» Assignment:
For each record below, output its text exactly and skip any picture.

(Records from a collection)
▶

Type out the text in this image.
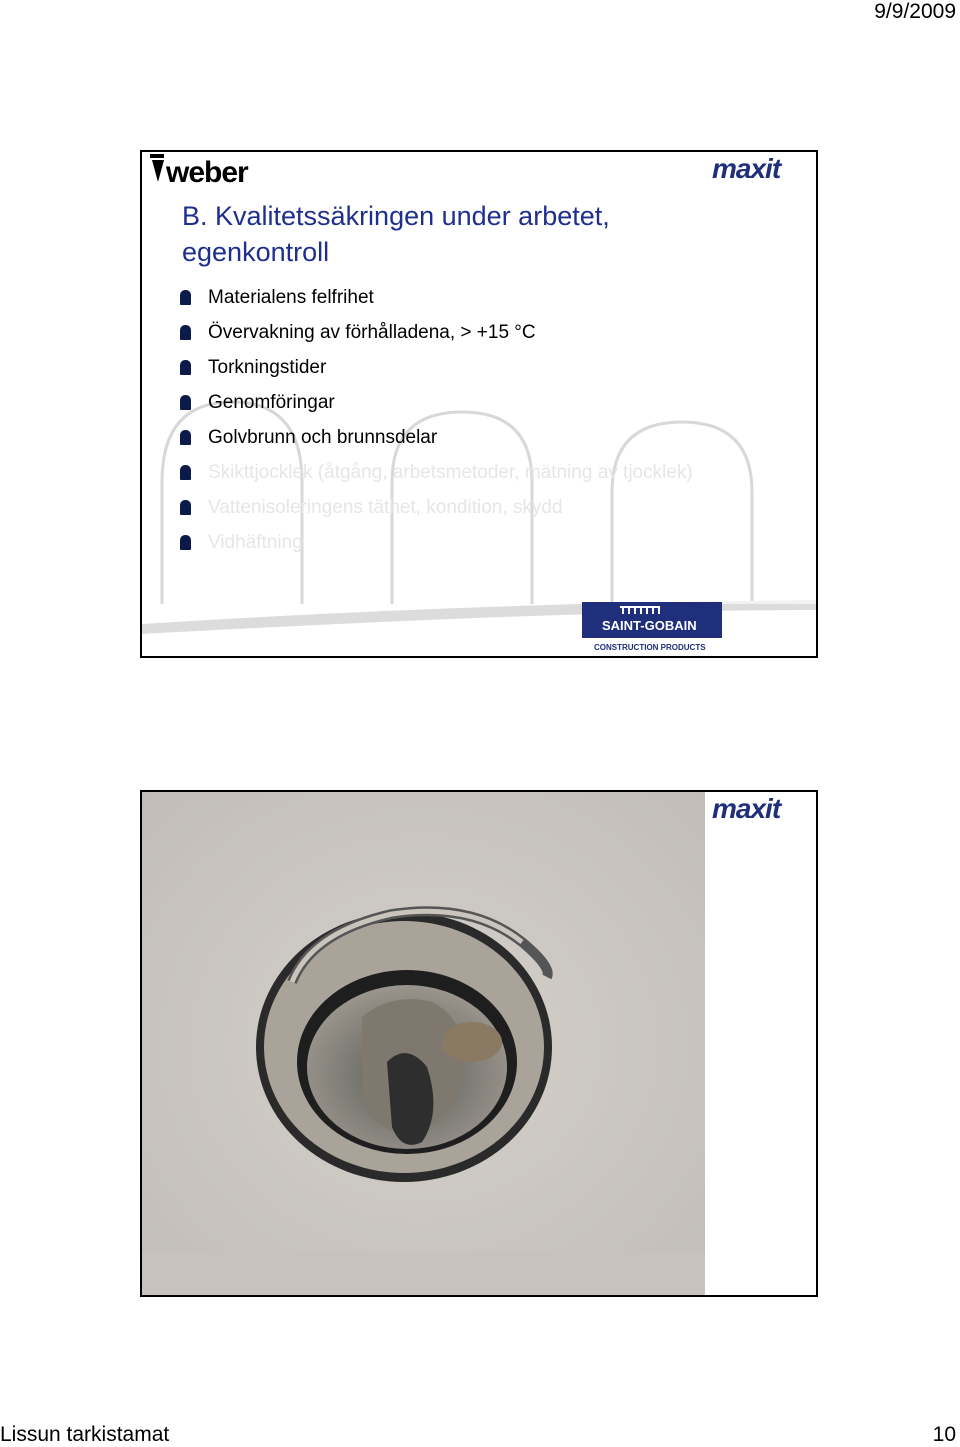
9/9/2009
weber	maxit
B. Kvalitetssäkringen under arbetet,
egenkontroll
Materialens felfrihet
Övervakning av förhålladena, > +15 °C
Torkningstider
Genomföringar
Golvbrunn och brunnsdelar
Skikttjocklek (åtgång, arbetsmetoder, mätning av tjocklek)
Vattenisoleringens täthet, kondition, skydd
Vidhäftning
SAINT-GOBAIN
CONSTRUCTION PRODUCTS
maxit
Lissun tarkistamat	10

◀

» Result of the exercise:
Type out the text in this image.
9/9/2009
weber	maxit
B. Kvalitetssäkringen under arbetet,
egenkontroll
Materialens felfrihet
Övervakning av förhålladena, > +15 °C
Torkningstider
Genomföringar
Golvbrunn och brunnsdelar
Skikttjocklek (åtgång, arbetsmetoder, mätning av tjocklek)
Vattenisoleringens täthet, kondition, skydd
Vidhäftning
SAINT-GOBAIN
CONSTRUCTION PRODUCTS
maxit
Lissun tarkistamat	10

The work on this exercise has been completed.